- [Request]:
Please repeat the entries word for word, starting at the first one and ending at the line that contains "leader-lines xyxy=(75,37,681,563)", with both of those lines included.
━━ Given records
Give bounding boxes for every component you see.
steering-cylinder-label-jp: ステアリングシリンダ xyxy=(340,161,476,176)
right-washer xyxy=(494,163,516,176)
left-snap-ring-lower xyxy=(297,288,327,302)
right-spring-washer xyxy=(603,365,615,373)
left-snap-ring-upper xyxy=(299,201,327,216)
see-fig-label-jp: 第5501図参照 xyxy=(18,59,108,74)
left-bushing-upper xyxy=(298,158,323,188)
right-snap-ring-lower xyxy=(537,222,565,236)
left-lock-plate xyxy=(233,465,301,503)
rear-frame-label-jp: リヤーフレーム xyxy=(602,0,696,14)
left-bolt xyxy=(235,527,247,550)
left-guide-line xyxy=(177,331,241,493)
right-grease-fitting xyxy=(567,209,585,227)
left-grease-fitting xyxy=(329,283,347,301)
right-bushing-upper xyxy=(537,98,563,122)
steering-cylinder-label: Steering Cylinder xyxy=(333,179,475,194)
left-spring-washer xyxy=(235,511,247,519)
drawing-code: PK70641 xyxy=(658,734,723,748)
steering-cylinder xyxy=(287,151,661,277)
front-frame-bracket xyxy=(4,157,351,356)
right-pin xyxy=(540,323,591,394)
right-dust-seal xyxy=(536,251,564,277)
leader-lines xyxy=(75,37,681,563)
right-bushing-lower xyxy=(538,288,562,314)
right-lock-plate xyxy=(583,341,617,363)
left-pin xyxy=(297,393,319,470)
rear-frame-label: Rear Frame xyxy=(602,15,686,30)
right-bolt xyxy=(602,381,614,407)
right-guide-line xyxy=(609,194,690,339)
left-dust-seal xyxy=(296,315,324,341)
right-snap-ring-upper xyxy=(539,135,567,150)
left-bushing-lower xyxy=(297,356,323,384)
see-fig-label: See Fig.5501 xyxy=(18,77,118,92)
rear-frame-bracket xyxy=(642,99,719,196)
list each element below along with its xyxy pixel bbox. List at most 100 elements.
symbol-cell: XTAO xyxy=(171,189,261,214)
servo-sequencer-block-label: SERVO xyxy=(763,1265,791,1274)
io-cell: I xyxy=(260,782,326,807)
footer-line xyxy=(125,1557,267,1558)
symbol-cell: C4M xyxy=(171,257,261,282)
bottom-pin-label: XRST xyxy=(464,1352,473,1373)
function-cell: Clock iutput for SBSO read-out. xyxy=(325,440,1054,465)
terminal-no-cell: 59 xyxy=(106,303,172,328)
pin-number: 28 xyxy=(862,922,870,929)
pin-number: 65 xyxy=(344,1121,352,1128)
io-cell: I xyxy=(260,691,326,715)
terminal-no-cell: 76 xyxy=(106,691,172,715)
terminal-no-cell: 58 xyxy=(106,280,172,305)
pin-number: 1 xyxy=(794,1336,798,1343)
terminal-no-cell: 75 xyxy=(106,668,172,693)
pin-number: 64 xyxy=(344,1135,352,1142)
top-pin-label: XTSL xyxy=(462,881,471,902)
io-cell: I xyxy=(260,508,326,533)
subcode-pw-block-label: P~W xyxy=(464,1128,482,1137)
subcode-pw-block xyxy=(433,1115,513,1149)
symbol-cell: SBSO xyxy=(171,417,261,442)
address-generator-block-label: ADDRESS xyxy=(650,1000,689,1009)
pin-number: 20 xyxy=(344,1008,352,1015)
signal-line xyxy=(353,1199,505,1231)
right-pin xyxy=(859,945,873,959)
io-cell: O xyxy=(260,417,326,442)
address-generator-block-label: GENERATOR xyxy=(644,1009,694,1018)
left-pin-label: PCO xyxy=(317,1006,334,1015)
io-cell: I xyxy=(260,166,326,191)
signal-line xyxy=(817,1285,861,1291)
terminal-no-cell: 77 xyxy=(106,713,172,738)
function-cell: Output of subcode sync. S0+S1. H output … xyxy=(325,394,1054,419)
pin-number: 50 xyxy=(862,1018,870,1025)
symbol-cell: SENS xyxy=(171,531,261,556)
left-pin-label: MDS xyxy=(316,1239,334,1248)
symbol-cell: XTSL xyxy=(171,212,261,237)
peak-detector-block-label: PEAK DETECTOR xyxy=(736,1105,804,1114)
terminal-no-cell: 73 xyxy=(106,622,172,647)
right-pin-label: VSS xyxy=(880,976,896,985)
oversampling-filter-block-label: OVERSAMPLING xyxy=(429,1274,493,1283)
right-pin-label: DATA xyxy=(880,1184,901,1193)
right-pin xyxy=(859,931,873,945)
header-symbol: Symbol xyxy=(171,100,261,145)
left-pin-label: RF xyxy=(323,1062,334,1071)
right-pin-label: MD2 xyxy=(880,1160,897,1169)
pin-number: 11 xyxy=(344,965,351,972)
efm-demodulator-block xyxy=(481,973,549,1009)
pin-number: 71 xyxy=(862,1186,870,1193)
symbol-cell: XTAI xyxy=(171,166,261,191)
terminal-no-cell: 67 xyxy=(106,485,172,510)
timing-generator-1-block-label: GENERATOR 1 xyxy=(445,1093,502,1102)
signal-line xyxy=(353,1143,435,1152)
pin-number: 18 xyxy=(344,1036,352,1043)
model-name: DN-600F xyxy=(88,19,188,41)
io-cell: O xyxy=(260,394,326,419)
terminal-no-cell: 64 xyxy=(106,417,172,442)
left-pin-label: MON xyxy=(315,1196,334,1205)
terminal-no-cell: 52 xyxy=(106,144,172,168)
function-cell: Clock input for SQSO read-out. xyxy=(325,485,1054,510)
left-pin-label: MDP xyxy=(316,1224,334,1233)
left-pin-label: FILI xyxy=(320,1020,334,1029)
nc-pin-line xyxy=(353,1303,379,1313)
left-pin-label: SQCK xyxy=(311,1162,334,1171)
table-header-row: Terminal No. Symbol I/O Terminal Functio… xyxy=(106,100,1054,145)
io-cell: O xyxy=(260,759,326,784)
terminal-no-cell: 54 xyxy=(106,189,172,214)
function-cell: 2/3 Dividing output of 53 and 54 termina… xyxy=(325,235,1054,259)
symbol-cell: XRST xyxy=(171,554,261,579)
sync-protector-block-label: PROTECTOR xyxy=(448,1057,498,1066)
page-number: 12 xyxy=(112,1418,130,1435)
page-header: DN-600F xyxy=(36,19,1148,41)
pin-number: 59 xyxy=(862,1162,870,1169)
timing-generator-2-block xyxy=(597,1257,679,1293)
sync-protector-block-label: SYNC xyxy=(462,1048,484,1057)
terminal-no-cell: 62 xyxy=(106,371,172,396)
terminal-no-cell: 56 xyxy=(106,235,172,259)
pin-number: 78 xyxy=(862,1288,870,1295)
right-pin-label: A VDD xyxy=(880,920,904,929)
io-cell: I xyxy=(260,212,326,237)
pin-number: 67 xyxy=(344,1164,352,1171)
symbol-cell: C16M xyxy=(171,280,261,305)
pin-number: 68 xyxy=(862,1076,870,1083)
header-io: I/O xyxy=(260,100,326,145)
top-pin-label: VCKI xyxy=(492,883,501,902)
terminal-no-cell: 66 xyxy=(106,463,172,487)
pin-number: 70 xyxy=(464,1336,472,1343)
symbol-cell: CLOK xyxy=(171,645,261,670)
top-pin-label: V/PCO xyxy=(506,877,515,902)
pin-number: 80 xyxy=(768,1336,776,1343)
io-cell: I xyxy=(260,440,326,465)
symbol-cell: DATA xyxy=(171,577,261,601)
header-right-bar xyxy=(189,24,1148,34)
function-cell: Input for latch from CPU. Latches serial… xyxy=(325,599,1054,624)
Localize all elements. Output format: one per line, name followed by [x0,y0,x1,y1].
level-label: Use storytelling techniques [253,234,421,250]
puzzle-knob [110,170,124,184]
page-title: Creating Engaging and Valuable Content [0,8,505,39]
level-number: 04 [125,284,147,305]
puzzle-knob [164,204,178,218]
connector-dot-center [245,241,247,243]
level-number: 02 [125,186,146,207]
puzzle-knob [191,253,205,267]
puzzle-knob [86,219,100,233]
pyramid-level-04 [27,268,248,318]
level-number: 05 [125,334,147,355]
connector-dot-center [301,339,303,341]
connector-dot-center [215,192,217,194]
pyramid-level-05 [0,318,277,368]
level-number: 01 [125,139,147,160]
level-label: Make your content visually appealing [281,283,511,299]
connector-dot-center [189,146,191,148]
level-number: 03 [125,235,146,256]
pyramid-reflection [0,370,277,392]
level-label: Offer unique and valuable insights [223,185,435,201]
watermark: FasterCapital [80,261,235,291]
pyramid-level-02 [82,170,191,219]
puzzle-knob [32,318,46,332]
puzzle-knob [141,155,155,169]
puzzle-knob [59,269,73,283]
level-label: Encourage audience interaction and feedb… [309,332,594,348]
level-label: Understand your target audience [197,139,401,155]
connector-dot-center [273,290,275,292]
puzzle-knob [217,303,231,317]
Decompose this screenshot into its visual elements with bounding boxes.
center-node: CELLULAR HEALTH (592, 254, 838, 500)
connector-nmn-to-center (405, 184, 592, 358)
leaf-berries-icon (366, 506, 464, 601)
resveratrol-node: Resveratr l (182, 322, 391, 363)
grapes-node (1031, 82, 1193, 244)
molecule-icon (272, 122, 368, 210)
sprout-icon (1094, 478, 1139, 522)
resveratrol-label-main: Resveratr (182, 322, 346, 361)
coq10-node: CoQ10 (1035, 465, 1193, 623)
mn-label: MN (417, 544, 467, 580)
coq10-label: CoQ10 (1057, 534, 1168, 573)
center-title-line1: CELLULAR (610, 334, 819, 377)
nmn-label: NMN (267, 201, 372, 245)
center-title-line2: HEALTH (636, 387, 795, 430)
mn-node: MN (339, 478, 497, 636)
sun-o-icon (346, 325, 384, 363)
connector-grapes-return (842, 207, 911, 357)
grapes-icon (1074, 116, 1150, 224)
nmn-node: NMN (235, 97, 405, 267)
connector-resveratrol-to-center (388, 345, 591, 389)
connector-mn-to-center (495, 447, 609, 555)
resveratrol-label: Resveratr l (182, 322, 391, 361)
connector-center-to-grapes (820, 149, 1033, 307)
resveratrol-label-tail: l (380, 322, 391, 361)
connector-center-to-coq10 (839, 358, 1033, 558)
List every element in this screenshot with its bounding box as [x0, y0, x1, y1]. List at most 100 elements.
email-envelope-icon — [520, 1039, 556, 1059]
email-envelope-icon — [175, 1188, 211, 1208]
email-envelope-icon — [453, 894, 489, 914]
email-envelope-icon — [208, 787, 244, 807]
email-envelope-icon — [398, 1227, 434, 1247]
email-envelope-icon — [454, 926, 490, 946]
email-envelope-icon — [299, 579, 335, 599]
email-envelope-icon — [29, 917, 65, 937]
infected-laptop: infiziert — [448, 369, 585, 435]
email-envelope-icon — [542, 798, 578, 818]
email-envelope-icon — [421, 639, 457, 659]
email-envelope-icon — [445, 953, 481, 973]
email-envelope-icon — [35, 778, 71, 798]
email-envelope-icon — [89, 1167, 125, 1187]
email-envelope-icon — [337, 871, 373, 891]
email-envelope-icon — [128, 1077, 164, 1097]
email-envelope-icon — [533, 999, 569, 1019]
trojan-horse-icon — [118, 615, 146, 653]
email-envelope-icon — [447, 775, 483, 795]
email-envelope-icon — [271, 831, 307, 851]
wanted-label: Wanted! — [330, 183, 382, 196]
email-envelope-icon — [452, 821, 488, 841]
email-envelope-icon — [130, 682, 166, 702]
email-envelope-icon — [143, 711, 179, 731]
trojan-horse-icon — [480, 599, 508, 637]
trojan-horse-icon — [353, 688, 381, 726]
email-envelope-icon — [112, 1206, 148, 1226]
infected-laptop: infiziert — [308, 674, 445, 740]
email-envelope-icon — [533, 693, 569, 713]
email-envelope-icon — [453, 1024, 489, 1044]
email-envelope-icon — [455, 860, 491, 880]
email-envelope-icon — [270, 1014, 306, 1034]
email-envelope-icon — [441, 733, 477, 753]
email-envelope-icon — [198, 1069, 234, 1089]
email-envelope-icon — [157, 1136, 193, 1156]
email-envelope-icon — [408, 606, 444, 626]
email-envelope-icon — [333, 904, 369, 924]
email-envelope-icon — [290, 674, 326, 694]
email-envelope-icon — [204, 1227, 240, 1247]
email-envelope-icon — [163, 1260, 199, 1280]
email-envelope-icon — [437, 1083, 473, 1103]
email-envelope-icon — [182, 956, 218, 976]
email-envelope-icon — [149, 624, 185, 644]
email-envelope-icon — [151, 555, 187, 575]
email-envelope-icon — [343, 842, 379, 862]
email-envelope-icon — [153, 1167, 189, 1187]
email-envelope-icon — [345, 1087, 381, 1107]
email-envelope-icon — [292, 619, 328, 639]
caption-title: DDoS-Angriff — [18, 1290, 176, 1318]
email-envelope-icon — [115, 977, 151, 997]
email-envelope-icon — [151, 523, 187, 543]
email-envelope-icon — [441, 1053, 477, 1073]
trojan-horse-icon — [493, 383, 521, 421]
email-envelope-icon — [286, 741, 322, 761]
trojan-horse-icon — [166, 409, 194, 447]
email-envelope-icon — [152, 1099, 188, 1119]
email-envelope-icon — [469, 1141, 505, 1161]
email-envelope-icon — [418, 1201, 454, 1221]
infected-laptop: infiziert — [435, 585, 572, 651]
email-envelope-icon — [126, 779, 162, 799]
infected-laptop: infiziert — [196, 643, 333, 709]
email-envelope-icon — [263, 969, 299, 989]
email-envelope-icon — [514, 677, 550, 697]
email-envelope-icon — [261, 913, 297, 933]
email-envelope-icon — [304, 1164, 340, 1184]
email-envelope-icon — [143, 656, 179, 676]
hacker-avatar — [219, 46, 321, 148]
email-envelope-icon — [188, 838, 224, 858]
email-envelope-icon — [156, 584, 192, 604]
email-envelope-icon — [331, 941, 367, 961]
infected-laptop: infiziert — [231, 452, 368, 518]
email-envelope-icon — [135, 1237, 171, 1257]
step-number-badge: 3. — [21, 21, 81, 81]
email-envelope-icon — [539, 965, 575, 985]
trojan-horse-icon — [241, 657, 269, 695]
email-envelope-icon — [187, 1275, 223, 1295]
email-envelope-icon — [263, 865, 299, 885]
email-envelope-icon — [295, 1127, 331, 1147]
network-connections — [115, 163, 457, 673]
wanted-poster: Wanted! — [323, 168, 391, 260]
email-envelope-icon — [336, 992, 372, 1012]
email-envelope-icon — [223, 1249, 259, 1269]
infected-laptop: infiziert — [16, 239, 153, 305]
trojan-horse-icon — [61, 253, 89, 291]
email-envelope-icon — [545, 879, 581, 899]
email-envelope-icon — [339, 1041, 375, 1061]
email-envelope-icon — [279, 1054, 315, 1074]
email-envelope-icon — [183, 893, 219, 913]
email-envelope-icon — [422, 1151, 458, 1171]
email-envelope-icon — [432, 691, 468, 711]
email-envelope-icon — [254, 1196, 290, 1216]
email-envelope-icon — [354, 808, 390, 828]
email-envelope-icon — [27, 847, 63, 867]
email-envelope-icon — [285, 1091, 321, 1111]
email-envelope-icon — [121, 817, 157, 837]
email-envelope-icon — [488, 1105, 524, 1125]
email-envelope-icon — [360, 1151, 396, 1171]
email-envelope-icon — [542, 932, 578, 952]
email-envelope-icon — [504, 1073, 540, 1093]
━━━━
- [Solution to this problem]:
Give bounding boxes for every component you see.
steering-cylinder-label-jp: ステアリングシリンダ xyxy=(340,161,476,176)
right-washer xyxy=(494,163,516,176)
left-snap-ring-lower xyxy=(297,288,327,302)
right-spring-washer xyxy=(603,365,615,373)
left-snap-ring-upper xyxy=(299,201,327,216)
see-fig-label-jp: 第5501図参照 xyxy=(18,59,108,74)
left-bushing-upper xyxy=(298,158,323,188)
right-snap-ring-lower xyxy=(537,222,565,236)
left-lock-plate xyxy=(233,465,301,503)
rear-frame-label-jp: リヤーフレーム xyxy=(602,0,696,14)
left-bolt xyxy=(235,527,247,550)
left-guide-line xyxy=(177,331,241,493)
right-grease-fitting xyxy=(567,209,585,227)
left-grease-fitting xyxy=(329,283,347,301)
right-bushing-upper xyxy=(537,98,563,122)
steering-cylinder-label: Steering Cylinder xyxy=(333,179,475,194)
left-spring-washer xyxy=(235,511,247,519)
drawing-code: PK70641 xyxy=(658,734,723,748)
steering-cylinder xyxy=(287,151,661,277)
front-frame-bracket xyxy=(4,157,351,356)
right-pin xyxy=(540,323,591,394)
right-dust-seal xyxy=(536,251,564,277)
leader-lines xyxy=(75,37,681,563)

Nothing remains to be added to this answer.